━━ Фрагмент текста ━━

Зелинский предложил меня посадить, подчеркнув свою объективность: я – сын его друга Всеволода Иванова. Эта подробность его речи позднее вдохновила Зиновия Паперного на строки в его сатирической поэме о Доме литераторов:

Там Ка Зелинский выступает,

Поднявши в зале кутерьму,

И сына друга предлагает

На всякий случай сдать в тюрьму.

Но Слуцкому в тот вечер было не до шуток. Он принимал всерьез угрозу, возникавшую передо мной. По его словам, в конце заседения он подошел к С. Смирнову, который на нем председательствовал, и стал ему объяснять, кто я такой.

А мне не терпелось услышать, как и кто говорил о Пастернаке. Огорчило, что среди выступавших с обвинениями был Леонид Мартынов, чьими стихами (только что тогда изданными) многие из нас увлекались. Я знал о трудной биографии Мартынова (он начинал когда-то в Сибири вместе с моим отцом), но и прежнее его сидение в тюрьме, на мой взгляд, не служило оправданием. А теперь он жил в одной коммунальной квартире со Слуцким и поддерживал с ним добрососедские отношения.

━━━

**Условие задания:** Кто, согласно фрагменту текста, председательствовал на заседании?

━━ Исходные строки ━━

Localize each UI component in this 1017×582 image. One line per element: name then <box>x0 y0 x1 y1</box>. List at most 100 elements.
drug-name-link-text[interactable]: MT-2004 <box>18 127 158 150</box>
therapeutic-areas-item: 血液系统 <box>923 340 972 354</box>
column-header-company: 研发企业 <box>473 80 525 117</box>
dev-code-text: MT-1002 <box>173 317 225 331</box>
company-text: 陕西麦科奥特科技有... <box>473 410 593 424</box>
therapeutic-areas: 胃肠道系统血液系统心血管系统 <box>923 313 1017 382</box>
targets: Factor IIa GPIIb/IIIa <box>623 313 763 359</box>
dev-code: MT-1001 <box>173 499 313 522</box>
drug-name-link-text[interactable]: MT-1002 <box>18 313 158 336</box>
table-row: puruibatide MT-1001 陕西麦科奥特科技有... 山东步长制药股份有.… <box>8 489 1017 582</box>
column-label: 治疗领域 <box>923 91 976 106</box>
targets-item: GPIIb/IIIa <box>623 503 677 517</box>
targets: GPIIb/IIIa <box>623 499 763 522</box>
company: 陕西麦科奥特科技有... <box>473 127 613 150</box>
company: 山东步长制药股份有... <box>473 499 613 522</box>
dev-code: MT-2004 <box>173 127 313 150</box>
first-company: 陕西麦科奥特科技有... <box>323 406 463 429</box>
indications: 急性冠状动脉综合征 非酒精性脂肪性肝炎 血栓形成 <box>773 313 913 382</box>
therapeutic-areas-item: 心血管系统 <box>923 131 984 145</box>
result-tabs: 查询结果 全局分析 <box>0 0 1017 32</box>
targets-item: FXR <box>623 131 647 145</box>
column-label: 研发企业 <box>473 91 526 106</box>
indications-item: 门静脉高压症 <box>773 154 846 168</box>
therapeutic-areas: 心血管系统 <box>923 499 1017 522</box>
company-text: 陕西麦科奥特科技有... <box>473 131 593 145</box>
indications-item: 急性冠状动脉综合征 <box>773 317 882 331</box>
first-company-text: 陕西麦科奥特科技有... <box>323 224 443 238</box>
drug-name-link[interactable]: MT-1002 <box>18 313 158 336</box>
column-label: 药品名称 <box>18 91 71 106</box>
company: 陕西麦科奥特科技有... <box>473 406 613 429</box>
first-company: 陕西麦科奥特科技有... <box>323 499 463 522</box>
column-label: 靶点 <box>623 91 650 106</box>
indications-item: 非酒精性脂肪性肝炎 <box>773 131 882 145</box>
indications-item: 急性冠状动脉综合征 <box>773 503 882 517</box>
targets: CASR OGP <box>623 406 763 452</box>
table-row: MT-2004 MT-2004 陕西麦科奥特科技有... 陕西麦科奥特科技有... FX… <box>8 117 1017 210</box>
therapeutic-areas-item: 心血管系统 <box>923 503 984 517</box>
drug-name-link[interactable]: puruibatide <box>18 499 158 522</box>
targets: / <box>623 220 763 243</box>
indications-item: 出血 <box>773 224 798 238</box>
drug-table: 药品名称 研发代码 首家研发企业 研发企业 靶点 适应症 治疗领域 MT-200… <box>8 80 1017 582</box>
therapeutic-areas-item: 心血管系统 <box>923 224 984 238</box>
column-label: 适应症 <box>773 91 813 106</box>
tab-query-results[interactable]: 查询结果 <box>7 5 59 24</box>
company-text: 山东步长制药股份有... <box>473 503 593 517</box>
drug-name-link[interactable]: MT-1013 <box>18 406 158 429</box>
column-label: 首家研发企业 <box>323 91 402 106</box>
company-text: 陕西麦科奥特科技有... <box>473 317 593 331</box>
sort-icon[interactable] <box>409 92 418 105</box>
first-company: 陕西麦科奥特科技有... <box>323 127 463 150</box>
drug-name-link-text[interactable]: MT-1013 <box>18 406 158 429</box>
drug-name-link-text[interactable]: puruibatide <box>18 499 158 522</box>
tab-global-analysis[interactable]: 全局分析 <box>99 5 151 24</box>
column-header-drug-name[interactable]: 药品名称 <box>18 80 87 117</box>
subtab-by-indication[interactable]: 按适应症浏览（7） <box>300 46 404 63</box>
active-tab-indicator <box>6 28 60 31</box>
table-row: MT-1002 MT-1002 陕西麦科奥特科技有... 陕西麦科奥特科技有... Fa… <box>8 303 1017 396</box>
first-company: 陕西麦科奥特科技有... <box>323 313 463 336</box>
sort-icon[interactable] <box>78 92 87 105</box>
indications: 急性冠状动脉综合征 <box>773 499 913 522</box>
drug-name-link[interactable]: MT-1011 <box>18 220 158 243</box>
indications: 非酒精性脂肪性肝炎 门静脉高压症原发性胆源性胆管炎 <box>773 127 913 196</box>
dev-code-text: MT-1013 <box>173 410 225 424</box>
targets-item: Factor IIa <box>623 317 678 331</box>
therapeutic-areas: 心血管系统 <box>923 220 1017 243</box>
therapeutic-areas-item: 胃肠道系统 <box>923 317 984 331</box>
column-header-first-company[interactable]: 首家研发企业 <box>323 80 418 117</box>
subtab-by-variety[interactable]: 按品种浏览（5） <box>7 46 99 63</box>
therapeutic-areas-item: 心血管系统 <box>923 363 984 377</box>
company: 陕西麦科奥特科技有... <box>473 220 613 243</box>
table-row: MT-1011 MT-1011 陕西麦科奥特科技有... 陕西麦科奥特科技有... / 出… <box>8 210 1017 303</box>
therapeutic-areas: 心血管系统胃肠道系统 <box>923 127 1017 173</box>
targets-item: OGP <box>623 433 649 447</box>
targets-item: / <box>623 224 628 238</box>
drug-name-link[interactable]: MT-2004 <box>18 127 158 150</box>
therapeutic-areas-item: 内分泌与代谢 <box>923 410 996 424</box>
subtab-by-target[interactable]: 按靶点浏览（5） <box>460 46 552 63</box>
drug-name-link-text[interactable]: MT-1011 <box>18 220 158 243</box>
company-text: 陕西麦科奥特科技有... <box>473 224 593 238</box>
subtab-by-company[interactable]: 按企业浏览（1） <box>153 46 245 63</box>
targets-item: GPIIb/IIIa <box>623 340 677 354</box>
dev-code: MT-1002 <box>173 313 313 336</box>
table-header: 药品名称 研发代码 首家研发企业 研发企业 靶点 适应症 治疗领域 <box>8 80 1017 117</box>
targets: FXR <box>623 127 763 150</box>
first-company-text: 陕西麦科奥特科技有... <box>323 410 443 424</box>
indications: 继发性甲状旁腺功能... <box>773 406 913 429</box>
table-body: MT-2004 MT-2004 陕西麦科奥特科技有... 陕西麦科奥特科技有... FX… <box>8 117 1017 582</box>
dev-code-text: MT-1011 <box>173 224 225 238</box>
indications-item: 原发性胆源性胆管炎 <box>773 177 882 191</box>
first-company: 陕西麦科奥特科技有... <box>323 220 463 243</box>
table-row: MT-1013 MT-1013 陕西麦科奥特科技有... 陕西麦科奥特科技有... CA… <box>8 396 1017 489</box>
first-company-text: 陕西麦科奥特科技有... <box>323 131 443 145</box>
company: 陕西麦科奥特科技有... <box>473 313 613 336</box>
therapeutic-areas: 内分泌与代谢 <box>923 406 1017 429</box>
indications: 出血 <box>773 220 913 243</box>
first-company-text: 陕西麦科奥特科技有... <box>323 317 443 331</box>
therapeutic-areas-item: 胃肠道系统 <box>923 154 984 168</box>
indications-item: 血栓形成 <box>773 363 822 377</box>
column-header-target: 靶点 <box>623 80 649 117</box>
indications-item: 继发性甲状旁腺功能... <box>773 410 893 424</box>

━━━

**Решение задачи:** С. Смирнов.